■ Instructions to follow ■
Extract each line of the data below exactly as written.
--- BEGIN ---
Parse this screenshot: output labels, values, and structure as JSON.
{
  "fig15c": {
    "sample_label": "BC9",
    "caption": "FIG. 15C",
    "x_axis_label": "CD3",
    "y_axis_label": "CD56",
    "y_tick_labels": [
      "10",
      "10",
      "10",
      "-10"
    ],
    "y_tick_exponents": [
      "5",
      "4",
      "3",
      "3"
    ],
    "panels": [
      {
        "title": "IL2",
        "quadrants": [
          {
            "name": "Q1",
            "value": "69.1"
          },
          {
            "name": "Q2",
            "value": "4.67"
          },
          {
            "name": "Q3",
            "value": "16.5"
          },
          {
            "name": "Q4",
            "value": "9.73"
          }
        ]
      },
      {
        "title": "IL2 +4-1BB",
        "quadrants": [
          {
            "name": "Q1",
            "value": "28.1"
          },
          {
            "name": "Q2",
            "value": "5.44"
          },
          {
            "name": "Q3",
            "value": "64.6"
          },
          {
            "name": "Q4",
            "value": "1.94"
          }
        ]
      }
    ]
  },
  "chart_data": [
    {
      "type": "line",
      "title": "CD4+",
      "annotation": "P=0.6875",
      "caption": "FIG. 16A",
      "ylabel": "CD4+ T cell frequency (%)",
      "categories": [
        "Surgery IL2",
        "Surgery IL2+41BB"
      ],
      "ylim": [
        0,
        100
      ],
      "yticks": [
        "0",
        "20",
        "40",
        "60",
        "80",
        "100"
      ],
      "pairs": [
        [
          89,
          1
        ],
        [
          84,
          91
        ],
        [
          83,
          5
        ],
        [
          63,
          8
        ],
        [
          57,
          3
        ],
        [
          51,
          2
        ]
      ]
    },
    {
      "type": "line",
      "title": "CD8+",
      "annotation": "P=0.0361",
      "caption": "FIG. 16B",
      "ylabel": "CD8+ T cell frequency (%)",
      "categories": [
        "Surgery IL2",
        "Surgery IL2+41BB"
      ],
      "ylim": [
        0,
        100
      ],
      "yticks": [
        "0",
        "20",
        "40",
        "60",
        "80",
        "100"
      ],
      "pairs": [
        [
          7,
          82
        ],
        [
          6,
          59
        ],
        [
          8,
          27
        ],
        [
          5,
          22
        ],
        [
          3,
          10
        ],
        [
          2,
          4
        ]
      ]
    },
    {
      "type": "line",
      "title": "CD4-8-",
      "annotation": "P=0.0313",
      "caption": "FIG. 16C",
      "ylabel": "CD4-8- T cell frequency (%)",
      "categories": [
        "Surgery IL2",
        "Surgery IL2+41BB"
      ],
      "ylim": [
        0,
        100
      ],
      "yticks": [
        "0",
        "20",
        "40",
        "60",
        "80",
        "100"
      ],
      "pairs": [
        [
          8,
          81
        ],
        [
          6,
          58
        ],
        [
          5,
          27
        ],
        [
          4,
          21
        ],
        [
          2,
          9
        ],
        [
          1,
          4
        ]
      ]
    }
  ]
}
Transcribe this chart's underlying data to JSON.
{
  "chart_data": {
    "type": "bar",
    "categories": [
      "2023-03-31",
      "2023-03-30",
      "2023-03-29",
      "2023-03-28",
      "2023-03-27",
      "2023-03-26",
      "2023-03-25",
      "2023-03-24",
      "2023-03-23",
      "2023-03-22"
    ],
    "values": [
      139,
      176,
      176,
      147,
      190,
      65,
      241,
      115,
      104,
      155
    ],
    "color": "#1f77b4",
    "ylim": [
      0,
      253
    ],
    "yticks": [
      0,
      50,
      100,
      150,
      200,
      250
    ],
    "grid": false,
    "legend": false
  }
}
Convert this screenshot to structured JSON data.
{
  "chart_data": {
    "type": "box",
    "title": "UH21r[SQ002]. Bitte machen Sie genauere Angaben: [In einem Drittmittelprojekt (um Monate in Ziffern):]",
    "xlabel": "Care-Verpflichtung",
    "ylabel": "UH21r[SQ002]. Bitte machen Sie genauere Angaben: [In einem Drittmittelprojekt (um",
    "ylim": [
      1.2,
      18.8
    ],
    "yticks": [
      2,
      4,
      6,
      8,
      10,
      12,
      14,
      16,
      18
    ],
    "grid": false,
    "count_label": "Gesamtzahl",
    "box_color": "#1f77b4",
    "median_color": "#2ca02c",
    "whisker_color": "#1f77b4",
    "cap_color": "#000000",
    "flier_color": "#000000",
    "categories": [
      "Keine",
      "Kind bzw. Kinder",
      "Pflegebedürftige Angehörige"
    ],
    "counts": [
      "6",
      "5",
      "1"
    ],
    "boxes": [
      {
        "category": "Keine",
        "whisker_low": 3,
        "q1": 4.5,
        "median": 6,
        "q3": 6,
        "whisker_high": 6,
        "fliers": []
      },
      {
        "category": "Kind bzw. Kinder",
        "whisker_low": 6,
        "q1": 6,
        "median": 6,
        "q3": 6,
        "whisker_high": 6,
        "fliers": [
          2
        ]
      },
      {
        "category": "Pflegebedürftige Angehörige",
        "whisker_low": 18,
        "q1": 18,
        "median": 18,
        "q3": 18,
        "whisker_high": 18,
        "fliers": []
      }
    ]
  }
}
--- END ---
■ Solution to the exercise ■
Parse this screenshot: output labels, values, and structure as JSON.
{
  "fig15c": {
    "sample_label": "BC9",
    "caption": "FIG. 15C",
    "x_axis_label": "CD3",
    "y_axis_label": "CD56",
    "y_tick_labels": [
      "10",
      "10",
      "10",
      "-10"
    ],
    "y_tick_exponents": [
      "5",
      "4",
      "3",
      "3"
    ],
    "panels": [
      {
        "title": "IL2",
        "quadrants": [
          {
            "name": "Q1",
            "value": "69.1"
          },
          {
            "name": "Q2",
            "value": "4.67"
          },
          {
            "name": "Q3",
            "value": "16.5"
          },
          {
            "name": "Q4",
            "value": "9.73"
          }
        ]
      },
      {
        "title": "IL2 +4-1BB",
        "quadrants": [
          {
            "name": "Q1",
            "value": "28.1"
          },
          {
            "name": "Q2",
            "value": "5.44"
          },
          {
            "name": "Q3",
            "value": "64.6"
          },
          {
            "name": "Q4",
            "value": "1.94"
          }
        ]
      }
    ]
  },
  "chart_data": [
    {
      "type": "line",
      "title": "CD4+",
      "annotation": "P=0.6875",
      "caption": "FIG. 16A",
      "ylabel": "CD4+ T cell frequency (%)",
      "categories": [
        "Surgery IL2",
        "Surgery IL2+41BB"
      ],
      "ylim": [
        0,
        100
      ],
      "yticks": [
        "0",
        "20",
        "40",
        "60",
        "80",
        "100"
      ],
      "pairs": [
        [
          89,
          1
        ],
        [
          84,
          91
        ],
        [
          83,
          5
        ],
        [
          63,
          8
        ],
        [
          57,
          3
        ],
        [
          51,
          2
        ]
      ]
    },
    {
      "type": "line",
      "title": "CD8+",
      "annotation": "P=0.0361",
      "caption": "FIG. 16B",
      "ylabel": "CD8+ T cell frequency (%)",
      "categories": [
        "Surgery IL2",
        "Surgery IL2+41BB"
      ],
      "ylim": [
        0,
        100
      ],
      "yticks": [
        "0",
        "20",
        "40",
        "60",
        "80",
        "100"
      ],
      "pairs": [
        [
          7,
          82
        ],
        [
          6,
          59
        ],
        [
          8,
          27
        ],
        [
          5,
          22
        ],
        [
          3,
          10
        ],
        [
          2,
          4
        ]
      ]
    },
    {
      "type": "line",
      "title": "CD4-8-",
      "annotation": "P=0.0313",
      "caption": "FIG. 16C",
      "ylabel": "CD4-8- T cell frequency (%)",
      "categories": [
        "Surgery IL2",
        "Surgery IL2+41BB"
      ],
      "ylim": [
        0,
        100
      ],
      "yticks": [
        "0",
        "20",
        "40",
        "60",
        "80",
        "100"
      ],
      "pairs": [
        [
          8,
          81
        ],
        [
          6,
          58
        ],
        [
          5,
          27
        ],
        [
          4,
          21
        ],
        [
          2,
          9
        ],
        [
          1,
          4
        ]
      ]
    }
  ]
}
Transcribe this chart's underlying data to JSON.
{
  "chart_data": {
    "type": "bar",
    "categories": [
      "2023-03-31",
      "2023-03-30",
      "2023-03-29",
      "2023-03-28",
      "2023-03-27",
      "2023-03-26",
      "2023-03-25",
      "2023-03-24",
      "2023-03-23",
      "2023-03-22"
    ],
    "values": [
      139,
      176,
      176,
      147,
      190,
      65,
      241,
      115,
      104,
      155
    ],
    "color": "#1f77b4",
    "ylim": [
      0,
      253
    ],
    "yticks": [
      0,
      50,
      100,
      150,
      200,
      250
    ],
    "grid": false,
    "legend": false
  }
}
Convert this screenshot to structured JSON data.
{
  "chart_data": {
    "type": "box",
    "title": "UH21r[SQ002]. Bitte machen Sie genauere Angaben: [In einem Drittmittelprojekt (um Monate in Ziffern):]",
    "xlabel": "Care-Verpflichtung",
    "ylabel": "UH21r[SQ002]. Bitte machen Sie genauere Angaben: [In einem Drittmittelprojekt (um",
    "ylim": [
      1.2,
      18.8
    ],
    "yticks": [
      2,
      4,
      6,
      8,
      10,
      12,
      14,
      16,
      18
    ],
    "grid": false,
    "count_label": "Gesamtzahl",
    "box_color": "#1f77b4",
    "median_color": "#2ca02c",
    "whisker_color": "#1f77b4",
    "cap_color": "#000000",
    "flier_color": "#000000",
    "categories": [
      "Keine",
      "Kind bzw. Kinder",
      "Pflegebedürftige Angehörige"
    ],
    "counts": [
      "6",
      "5",
      "1"
    ],
    "boxes": [
      {
        "category": "Keine",
        "whisker_low": 3,
        "q1": 4.5,
        "median": 6,
        "q3": 6,
        "whisker_high": 6,
        "fliers": []
      },
      {
        "category": "Kind bzw. Kinder",
        "whisker_low": 6,
        "q1": 6,
        "median": 6,
        "q3": 6,
        "whisker_high": 6,
        "fliers": [
          2
        ]
      },
      {
        "category": "Pflegebedürftige Angehörige",
        "whisker_low": 18,
        "q1": 18,
        "median": 18,
        "q3": 18,
        "whisker_high": 18,
        "fliers": []
      }
    ]
  }
}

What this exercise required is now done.